## BEGIN Provided records

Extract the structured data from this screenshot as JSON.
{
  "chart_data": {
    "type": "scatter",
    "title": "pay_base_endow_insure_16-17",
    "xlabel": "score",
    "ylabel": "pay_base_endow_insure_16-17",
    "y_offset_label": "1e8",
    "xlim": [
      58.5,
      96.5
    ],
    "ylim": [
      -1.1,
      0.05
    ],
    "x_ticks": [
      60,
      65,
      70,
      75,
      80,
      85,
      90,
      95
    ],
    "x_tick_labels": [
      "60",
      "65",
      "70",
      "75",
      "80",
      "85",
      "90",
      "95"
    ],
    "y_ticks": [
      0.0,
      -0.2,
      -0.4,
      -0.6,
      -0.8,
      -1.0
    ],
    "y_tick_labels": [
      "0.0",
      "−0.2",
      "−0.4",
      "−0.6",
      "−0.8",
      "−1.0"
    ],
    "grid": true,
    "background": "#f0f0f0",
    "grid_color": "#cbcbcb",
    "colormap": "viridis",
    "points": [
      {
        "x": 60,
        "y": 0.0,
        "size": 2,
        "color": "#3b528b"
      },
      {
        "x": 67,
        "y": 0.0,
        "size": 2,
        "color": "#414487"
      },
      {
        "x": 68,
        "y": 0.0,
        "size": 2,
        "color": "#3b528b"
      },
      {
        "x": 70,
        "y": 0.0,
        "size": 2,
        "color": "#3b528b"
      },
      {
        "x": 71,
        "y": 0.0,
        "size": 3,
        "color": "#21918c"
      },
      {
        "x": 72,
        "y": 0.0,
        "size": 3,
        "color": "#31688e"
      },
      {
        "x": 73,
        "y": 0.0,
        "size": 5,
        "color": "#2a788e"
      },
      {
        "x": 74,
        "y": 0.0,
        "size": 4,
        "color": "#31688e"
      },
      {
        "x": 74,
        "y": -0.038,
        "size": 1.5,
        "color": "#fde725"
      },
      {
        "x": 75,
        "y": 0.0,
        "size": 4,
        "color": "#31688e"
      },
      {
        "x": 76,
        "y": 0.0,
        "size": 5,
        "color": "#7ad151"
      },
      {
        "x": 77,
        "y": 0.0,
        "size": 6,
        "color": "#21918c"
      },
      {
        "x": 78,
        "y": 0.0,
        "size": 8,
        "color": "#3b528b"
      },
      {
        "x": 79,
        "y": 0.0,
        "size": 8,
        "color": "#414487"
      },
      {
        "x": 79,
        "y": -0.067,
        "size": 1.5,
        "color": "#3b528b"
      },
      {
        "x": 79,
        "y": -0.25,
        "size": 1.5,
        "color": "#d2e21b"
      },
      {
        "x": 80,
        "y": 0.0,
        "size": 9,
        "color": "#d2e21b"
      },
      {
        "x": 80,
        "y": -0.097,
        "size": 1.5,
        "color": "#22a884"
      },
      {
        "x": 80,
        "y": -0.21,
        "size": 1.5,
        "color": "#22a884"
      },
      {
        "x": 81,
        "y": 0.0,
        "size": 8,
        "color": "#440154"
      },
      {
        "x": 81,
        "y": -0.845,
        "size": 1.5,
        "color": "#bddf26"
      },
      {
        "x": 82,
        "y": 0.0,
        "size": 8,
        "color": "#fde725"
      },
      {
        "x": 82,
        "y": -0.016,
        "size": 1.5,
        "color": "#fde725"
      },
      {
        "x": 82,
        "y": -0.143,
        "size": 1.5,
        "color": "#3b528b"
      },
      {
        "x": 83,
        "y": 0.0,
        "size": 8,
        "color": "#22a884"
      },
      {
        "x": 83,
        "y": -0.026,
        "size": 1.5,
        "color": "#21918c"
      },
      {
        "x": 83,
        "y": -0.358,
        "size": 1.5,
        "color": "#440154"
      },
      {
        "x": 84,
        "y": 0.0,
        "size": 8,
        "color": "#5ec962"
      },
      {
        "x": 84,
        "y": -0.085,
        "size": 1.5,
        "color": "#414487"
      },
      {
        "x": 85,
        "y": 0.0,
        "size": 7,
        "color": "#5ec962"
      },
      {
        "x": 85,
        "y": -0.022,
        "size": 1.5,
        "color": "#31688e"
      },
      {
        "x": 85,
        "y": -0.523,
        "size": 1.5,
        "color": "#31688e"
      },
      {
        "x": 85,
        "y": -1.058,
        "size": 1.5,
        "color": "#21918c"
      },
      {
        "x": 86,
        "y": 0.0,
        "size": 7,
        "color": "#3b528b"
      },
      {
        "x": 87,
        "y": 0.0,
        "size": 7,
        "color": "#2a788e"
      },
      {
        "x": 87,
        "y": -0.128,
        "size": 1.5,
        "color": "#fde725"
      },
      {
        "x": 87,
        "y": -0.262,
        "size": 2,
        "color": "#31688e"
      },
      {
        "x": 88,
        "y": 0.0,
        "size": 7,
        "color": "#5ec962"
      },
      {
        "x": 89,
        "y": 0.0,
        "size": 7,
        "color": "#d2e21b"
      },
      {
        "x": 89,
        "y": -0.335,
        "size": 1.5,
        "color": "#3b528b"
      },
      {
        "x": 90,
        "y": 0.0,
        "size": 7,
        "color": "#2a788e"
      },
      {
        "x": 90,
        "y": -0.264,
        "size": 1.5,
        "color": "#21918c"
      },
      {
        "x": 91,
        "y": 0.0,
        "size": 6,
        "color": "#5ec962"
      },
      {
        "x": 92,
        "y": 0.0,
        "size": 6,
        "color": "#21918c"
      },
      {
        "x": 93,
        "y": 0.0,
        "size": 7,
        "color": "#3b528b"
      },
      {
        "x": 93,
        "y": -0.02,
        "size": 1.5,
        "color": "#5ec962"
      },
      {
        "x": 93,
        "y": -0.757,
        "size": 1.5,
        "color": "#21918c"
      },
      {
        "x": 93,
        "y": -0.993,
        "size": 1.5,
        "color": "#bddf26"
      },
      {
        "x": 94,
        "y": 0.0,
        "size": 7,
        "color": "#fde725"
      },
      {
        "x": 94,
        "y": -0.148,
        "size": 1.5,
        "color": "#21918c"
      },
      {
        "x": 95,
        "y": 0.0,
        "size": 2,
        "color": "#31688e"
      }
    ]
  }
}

## END Provided records

Copy out the material above in its entirety. Every detail must match.

* **Exercise answer**:
Extract the structured data from this screenshot as JSON.
{
  "chart_data": {
    "type": "scatter",
    "title": "pay_base_endow_insure_16-17",
    "xlabel": "score",
    "ylabel": "pay_base_endow_insure_16-17",
    "y_offset_label": "1e8",
    "xlim": [
      58.5,
      96.5
    ],
    "ylim": [
      -1.1,
      0.05
    ],
    "x_ticks": [
      60,
      65,
      70,
      75,
      80,
      85,
      90,
      95
    ],
    "x_tick_labels": [
      "60",
      "65",
      "70",
      "75",
      "80",
      "85",
      "90",
      "95"
    ],
    "y_ticks": [
      0.0,
      -0.2,
      -0.4,
      -0.6,
      -0.8,
      -1.0
    ],
    "y_tick_labels": [
      "0.0",
      "−0.2",
      "−0.4",
      "−0.6",
      "−0.8",
      "−1.0"
    ],
    "grid": true,
    "background": "#f0f0f0",
    "grid_color": "#cbcbcb",
    "colormap": "viridis",
    "points": [
      {
        "x": 60,
        "y": 0.0,
        "size": 2,
        "color": "#3b528b"
      },
      {
        "x": 67,
        "y": 0.0,
        "size": 2,
        "color": "#414487"
      },
      {
        "x": 68,
        "y": 0.0,
        "size": 2,
        "color": "#3b528b"
      },
      {
        "x": 70,
        "y": 0.0,
        "size": 2,
        "color": "#3b528b"
      },
      {
        "x": 71,
        "y": 0.0,
        "size": 3,
        "color": "#21918c"
      },
      {
        "x": 72,
        "y": 0.0,
        "size": 3,
        "color": "#31688e"
      },
      {
        "x": 73,
        "y": 0.0,
        "size": 5,
        "color": "#2a788e"
      },
      {
        "x": 74,
        "y": 0.0,
        "size": 4,
        "color": "#31688e"
      },
      {
        "x": 74,
        "y": -0.038,
        "size": 1.5,
        "color": "#fde725"
      },
      {
        "x": 75,
        "y": 0.0,
        "size": 4,
        "color": "#31688e"
      },
      {
        "x": 76,
        "y": 0.0,
        "size": 5,
        "color": "#7ad151"
      },
      {
        "x": 77,
        "y": 0.0,
        "size": 6,
        "color": "#21918c"
      },
      {
        "x": 78,
        "y": 0.0,
        "size": 8,
        "color": "#3b528b"
      },
      {
        "x": 79,
        "y": 0.0,
        "size": 8,
        "color": "#414487"
      },
      {
        "x": 79,
        "y": -0.067,
        "size": 1.5,
        "color": "#3b528b"
      },
      {
        "x": 79,
        "y": -0.25,
        "size": 1.5,
        "color": "#d2e21b"
      },
      {
        "x": 80,
        "y": 0.0,
        "size": 9,
        "color": "#d2e21b"
      },
      {
        "x": 80,
        "y": -0.097,
        "size": 1.5,
        "color": "#22a884"
      },
      {
        "x": 80,
        "y": -0.21,
        "size": 1.5,
        "color": "#22a884"
      },
      {
        "x": 81,
        "y": 0.0,
        "size": 8,
        "color": "#440154"
      },
      {
        "x": 81,
        "y": -0.845,
        "size": 1.5,
        "color": "#bddf26"
      },
      {
        "x": 82,
        "y": 0.0,
        "size": 8,
        "color": "#fde725"
      },
      {
        "x": 82,
        "y": -0.016,
        "size": 1.5,
        "color": "#fde725"
      },
      {
        "x": 82,
        "y": -0.143,
        "size": 1.5,
        "color": "#3b528b"
      },
      {
        "x": 83,
        "y": 0.0,
        "size": 8,
        "color": "#22a884"
      },
      {
        "x": 83,
        "y": -0.026,
        "size": 1.5,
        "color": "#21918c"
      },
      {
        "x": 83,
        "y": -0.358,
        "size": 1.5,
        "color": "#440154"
      },
      {
        "x": 84,
        "y": 0.0,
        "size": 8,
        "color": "#5ec962"
      },
      {
        "x": 84,
        "y": -0.085,
        "size": 1.5,
        "color": "#414487"
      },
      {
        "x": 85,
        "y": 0.0,
        "size": 7,
        "color": "#5ec962"
      },
      {
        "x": 85,
        "y": -0.022,
        "size": 1.5,
        "color": "#31688e"
      },
      {
        "x": 85,
        "y": -0.523,
        "size": 1.5,
        "color": "#31688e"
      },
      {
        "x": 85,
        "y": -1.058,
        "size": 1.5,
        "color": "#21918c"
      },
      {
        "x": 86,
        "y": 0.0,
        "size": 7,
        "color": "#3b528b"
      },
      {
        "x": 87,
        "y": 0.0,
        "size": 7,
        "color": "#2a788e"
      },
      {
        "x": 87,
        "y": -0.128,
        "size": 1.5,
        "color": "#fde725"
      },
      {
        "x": 87,
        "y": -0.262,
        "size": 2,
        "color": "#31688e"
      },
      {
        "x": 88,
        "y": 0.0,
        "size": 7,
        "color": "#5ec962"
      },
      {
        "x": 89,
        "y": 0.0,
        "size": 7,
        "color": "#d2e21b"
      },
      {
        "x": 89,
        "y": -0.335,
        "size": 1.5,
        "color": "#3b528b"
      },
      {
        "x": 90,
        "y": 0.0,
        "size": 7,
        "color": "#2a788e"
      },
      {
        "x": 90,
        "y": -0.264,
        "size": 1.5,
        "color": "#21918c"
      },
      {
        "x": 91,
        "y": 0.0,
        "size": 6,
        "color": "#5ec962"
      },
      {
        "x": 92,
        "y": 0.0,
        "size": 6,
        "color": "#21918c"
      },
      {
        "x": 93,
        "y": 0.0,
        "size": 7,
        "color": "#3b528b"
      },
      {
        "x": 93,
        "y": -0.02,
        "size": 1.5,
        "color": "#5ec962"
      },
      {
        "x": 93,
        "y": -0.757,
        "size": 1.5,
        "color": "#21918c"
      },
      {
        "x": 93,
        "y": -0.993,
        "size": 1.5,
        "color": "#bddf26"
      },
      {
        "x": 94,
        "y": 0.0,
        "size": 7,
        "color": "#fde725"
      },
      {
        "x": 94,
        "y": -0.148,
        "size": 1.5,
        "color": "#21918c"
      },
      {
        "x": 95,
        "y": 0.0,
        "size": 2,
        "color": "#31688e"
      }
    ]
  }
}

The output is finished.